● **Aim of the exercise**: Repeat the material exactly, every line of it.

● **Collected data entries**:
>> start
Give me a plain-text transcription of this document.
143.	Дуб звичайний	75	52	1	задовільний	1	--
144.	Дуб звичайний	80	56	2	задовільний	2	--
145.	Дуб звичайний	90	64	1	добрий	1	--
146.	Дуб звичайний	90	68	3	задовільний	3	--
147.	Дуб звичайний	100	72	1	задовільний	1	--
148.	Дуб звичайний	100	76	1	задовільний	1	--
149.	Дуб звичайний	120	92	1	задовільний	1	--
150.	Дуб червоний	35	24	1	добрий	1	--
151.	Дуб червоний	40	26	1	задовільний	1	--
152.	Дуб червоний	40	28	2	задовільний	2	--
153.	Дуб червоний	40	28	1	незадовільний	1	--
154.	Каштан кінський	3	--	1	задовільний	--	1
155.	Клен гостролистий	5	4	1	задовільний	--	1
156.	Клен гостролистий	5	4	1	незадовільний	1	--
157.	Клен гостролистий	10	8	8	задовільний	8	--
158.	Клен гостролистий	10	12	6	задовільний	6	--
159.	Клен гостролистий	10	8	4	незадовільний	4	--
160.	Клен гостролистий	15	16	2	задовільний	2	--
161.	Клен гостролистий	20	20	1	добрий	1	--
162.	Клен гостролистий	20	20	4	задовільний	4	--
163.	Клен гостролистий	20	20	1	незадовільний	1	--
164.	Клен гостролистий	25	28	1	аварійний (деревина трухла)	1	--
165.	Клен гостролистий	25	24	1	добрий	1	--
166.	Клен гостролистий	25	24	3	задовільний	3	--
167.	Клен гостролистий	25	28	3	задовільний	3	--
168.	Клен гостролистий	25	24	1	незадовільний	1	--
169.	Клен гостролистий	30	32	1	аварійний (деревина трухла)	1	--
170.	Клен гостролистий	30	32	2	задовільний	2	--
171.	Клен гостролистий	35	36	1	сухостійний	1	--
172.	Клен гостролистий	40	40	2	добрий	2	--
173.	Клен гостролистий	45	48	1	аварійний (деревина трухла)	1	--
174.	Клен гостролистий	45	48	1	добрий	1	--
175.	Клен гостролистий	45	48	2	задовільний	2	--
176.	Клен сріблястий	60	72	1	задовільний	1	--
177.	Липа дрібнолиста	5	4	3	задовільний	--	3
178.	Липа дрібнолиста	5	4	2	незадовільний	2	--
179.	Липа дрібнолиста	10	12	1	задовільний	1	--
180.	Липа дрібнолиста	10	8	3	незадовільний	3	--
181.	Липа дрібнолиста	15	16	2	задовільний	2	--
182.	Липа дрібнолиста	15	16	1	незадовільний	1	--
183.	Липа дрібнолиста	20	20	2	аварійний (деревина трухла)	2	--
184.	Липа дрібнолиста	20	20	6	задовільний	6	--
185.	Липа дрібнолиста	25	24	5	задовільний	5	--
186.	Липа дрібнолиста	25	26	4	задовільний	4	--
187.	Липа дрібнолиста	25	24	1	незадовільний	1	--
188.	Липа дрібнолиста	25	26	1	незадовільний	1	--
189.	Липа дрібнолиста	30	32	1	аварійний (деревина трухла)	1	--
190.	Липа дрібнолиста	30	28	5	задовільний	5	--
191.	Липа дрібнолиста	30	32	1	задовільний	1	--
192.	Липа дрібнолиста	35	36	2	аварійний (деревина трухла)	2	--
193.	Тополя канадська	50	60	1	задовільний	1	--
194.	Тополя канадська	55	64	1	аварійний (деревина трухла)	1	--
>> end
● **Task result**:
Give me a plain-text transcription of this document.
143.	Дуб звичайний	75	52	1	задовільний	1	--
144.	Дуб звичайний	80	56	2	задовільний	2	--
145.	Дуб звичайний	90	64	1	добрий	1	--
146.	Дуб звичайний	90	68	3	задовільний	3	--
147.	Дуб звичайний	100	72	1	задовільний	1	--
148.	Дуб звичайний	100	76	1	задовільний	1	--
149.	Дуб звичайний	120	92	1	задовільний	1	--
150.	Дуб червоний	35	24	1	добрий	1	--
151.	Дуб червоний	40	26	1	задовільний	1	--
152.	Дуб червоний	40	28	2	задовільний	2	--
153.	Дуб червоний	40	28	1	незадовільний	1	--
154.	Каштан кінський	3	--	1	задовільний	--	1
155.	Клен гостролистий	5	4	1	задовільний	--	1
156.	Клен гостролистий	5	4	1	незадовільний	1	--
157.	Клен гостролистий	10	8	8	задовільний	8	--
158.	Клен гостролистий	10	12	6	задовільний	6	--
159.	Клен гостролистий	10	8	4	незадовільний	4	--
160.	Клен гостролистий	15	16	2	задовільний	2	--
161.	Клен гостролистий	20	20	1	добрий	1	--
162.	Клен гостролистий	20	20	4	задовільний	4	--
163.	Клен гостролистий	20	20	1	незадовільний	1	--
164.	Клен гостролистий	25	28	1	аварійний (деревина трухла)	1	--
165.	Клен гостролистий	25	24	1	добрий	1	--
166.	Клен гостролистий	25	24	3	задовільний	3	--
167.	Клен гостролистий	25	28	3	задовільний	3	--
168.	Клен гостролистий	25	24	1	незадовільний	1	--
169.	Клен гостролистий	30	32	1	аварійний (деревина трухла)	1	--
170.	Клен гостролистий	30	32	2	задовільний	2	--
171.	Клен гостролистий	35	36	1	сухостійний	1	--
172.	Клен гостролистий	40	40	2	добрий	2	--
173.	Клен гостролистий	45	48	1	аварійний (деревина трухла)	1	--
174.	Клен гостролистий	45	48	1	добрий	1	--
175.	Клен гостролистий	45	48	2	задовільний	2	--
176.	Клен сріблястий	60	72	1	задовільний	1	--
177.	Липа дрібнолиста	5	4	3	задовільний	--	3
178.	Липа дрібнолиста	5	4	2	незадовільний	2	--
179.	Липа дрібнолиста	10	12	1	задовільний	1	--
180.	Липа дрібнолиста	10	8	3	незадовільний	3	--
181.	Липа дрібнолиста	15	16	2	задовільний	2	--
182.	Липа дрібнолиста	15	16	1	незадовільний	1	--
183.	Липа дрібнолиста	20	20	2	аварійний (деревина трухла)	2	--
184.	Липа дрібнолиста	20	20	6	задовільний	6	--
185.	Липа дрібнолиста	25	24	5	задовільний	5	--
186.	Липа дрібнолиста	25	26	4	задовільний	4	--
187.	Липа дрібнолиста	25	24	1	незадовільний	1	--
188.	Липа дрібнолиста	25	26	1	незадовільний	1	--
189.	Липа дрібнолиста	30	32	1	аварійний (деревина трухла)	1	--
190.	Липа дрібнолиста	30	28	5	задовільний	5	--
191.	Липа дрібнолиста	30	32	1	задовільний	1	--
192.	Липа дрібнолиста	35	36	2	аварійний (деревина трухла)	2	--
193.	Тополя канадська	50	60	1	задовільний	1	--
194.	Тополя канадська	55	64	1	аварійний (деревина трухла)	1	--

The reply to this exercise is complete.